**** Data shown ****
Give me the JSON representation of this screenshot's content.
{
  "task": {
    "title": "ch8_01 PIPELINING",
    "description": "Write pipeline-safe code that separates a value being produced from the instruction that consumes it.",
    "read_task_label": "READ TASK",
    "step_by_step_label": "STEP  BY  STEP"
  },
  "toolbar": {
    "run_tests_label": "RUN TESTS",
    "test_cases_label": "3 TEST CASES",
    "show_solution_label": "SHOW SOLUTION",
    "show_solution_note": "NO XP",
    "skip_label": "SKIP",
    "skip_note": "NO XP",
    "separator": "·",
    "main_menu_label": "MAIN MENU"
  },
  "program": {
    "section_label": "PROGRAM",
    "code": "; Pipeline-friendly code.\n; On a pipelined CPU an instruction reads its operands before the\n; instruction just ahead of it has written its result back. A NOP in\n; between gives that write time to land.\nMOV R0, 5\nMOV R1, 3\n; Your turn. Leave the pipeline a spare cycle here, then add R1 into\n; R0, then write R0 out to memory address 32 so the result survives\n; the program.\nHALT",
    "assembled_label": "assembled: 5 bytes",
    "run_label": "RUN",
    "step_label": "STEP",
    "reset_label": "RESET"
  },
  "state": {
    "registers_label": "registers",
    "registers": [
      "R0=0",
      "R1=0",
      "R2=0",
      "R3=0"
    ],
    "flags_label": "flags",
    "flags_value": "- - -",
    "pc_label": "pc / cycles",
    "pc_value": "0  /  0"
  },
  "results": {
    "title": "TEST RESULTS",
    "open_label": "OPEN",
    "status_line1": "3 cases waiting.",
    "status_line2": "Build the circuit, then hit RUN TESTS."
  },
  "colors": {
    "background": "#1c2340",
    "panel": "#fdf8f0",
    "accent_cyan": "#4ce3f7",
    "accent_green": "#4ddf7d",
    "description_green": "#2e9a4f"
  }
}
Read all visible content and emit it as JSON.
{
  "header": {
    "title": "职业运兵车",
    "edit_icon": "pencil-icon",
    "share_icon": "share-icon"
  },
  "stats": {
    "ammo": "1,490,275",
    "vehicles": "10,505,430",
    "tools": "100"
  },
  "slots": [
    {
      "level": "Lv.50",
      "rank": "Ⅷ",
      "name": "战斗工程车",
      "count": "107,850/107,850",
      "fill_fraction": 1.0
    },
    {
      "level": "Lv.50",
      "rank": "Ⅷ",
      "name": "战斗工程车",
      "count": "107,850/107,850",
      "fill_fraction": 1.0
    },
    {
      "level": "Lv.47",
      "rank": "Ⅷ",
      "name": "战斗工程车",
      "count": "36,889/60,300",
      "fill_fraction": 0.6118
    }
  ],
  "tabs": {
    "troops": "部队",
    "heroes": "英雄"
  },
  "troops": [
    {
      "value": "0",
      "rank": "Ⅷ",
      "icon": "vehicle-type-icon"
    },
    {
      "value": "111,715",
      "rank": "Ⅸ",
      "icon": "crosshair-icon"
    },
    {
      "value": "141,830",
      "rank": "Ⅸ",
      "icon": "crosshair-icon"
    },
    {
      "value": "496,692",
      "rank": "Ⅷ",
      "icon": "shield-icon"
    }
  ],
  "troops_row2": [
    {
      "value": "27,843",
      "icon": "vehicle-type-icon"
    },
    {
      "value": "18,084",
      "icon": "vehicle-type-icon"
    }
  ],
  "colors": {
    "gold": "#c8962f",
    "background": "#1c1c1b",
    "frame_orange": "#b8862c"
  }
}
****
Your task is to extract all of the records exactly.

Give me the JSON representation of this screenshot's content.
{
  "task": {
    "title": "ch8_01 PIPELINING",
    "description": "Write pipeline-safe code that separates a value being produced from the instruction that consumes it.",
    "read_task_label": "READ TASK",
    "step_by_step_label": "STEP  BY  STEP"
  },
  "toolbar": {
    "run_tests_label": "RUN TESTS",
    "test_cases_label": "3 TEST CASES",
    "show_solution_label": "SHOW SOLUTION",
    "show_solution_note": "NO XP",
    "skip_label": "SKIP",
    "skip_note": "NO XP",
    "separator": "·",
    "main_menu_label": "MAIN MENU"
  },
  "program": {
    "section_label": "PROGRAM",
    "code": "; Pipeline-friendly code.\n; On a pipelined CPU an instruction reads its operands before the\n; instruction just ahead of it has written its result back. A NOP in\n; between gives that write time to land.\nMOV R0, 5\nMOV R1, 3\n; Your turn. Leave the pipeline a spare cycle here, then add R1 into\n; R0, then write R0 out to memory address 32 so the result survives\n; the program.\nHALT",
    "assembled_label": "assembled: 5 bytes",
    "run_label": "RUN",
    "step_label": "STEP",
    "reset_label": "RESET"
  },
  "state": {
    "registers_label": "registers",
    "registers": [
      "R0=0",
      "R1=0",
      "R2=0",
      "R3=0"
    ],
    "flags_label": "flags",
    "flags_value": "- - -",
    "pc_label": "pc / cycles",
    "pc_value": "0  /  0"
  },
  "results": {
    "title": "TEST RESULTS",
    "open_label": "OPEN",
    "status_line1": "3 cases waiting.",
    "status_line2": "Build the circuit, then hit RUN TESTS."
  },
  "colors": {
    "background": "#1c2340",
    "panel": "#fdf8f0",
    "accent_cyan": "#4ce3f7",
    "accent_green": "#4ddf7d",
    "description_green": "#2e9a4f"
  }
}
Read all visible content and emit it as JSON.
{
  "header": {
    "title": "职业运兵车",
    "edit_icon": "pencil-icon",
    "share_icon": "share-icon"
  },
  "stats": {
    "ammo": "1,490,275",
    "vehicles": "10,505,430",
    "tools": "100"
  },
  "slots": [
    {
      "level": "Lv.50",
      "rank": "Ⅷ",
      "name": "战斗工程车",
      "count": "107,850/107,850",
      "fill_fraction": 1.0
    },
    {
      "level": "Lv.50",
      "rank": "Ⅷ",
      "name": "战斗工程车",
      "count": "107,850/107,850",
      "fill_fraction": 1.0
    },
    {
      "level": "Lv.47",
      "rank": "Ⅷ",
      "name": "战斗工程车",
      "count": "36,889/60,300",
      "fill_fraction": 0.6118
    }
  ],
  "tabs": {
    "troops": "部队",
    "heroes": "英雄"
  },
  "troops": [
    {
      "value": "0",
      "rank": "Ⅷ",
      "icon": "vehicle-type-icon"
    },
    {
      "value": "111,715",
      "rank": "Ⅸ",
      "icon": "crosshair-icon"
    },
    {
      "value": "141,830",
      "rank": "Ⅸ",
      "icon": "crosshair-icon"
    },
    {
      "value": "496,692",
      "rank": "Ⅷ",
      "icon": "shield-icon"
    }
  ],
  "troops_row2": [
    {
      "value": "27,843",
      "icon": "vehicle-type-icon"
    },
    {
      "value": "18,084",
      "icon": "vehicle-type-icon"
    }
  ],
  "colors": {
    "gold": "#c8962f",
    "background": "#1c1c1b",
    "frame_orange": "#b8862c"
  }
}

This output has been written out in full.